◆ **PROVIDED RECORDS**
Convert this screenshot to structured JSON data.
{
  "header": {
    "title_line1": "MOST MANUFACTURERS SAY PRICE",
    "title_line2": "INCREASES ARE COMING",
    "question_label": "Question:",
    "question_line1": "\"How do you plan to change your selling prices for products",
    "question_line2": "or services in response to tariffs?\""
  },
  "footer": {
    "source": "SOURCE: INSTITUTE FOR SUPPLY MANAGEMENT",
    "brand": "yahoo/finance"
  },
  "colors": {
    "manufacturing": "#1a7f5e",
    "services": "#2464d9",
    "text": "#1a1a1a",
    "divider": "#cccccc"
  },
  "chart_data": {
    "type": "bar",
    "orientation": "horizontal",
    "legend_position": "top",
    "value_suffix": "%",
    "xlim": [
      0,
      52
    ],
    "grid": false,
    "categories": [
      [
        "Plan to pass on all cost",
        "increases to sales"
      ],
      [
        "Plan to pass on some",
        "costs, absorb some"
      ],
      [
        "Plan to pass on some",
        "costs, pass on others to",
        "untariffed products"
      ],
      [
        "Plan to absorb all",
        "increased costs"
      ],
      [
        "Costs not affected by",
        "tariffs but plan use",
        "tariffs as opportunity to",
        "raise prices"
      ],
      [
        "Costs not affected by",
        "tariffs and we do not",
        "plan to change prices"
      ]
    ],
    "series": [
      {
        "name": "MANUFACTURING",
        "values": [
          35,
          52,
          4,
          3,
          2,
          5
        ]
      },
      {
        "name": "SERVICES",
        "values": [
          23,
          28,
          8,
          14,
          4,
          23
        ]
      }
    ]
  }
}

◆ **WRITTEN EXERCISE**
Every line holding "prices" should be copied out.

◆ **RESPONSE**
    "question_line1": "\"How do you plan to change your selling prices for products",
        "raise prices"
        "plan to change prices"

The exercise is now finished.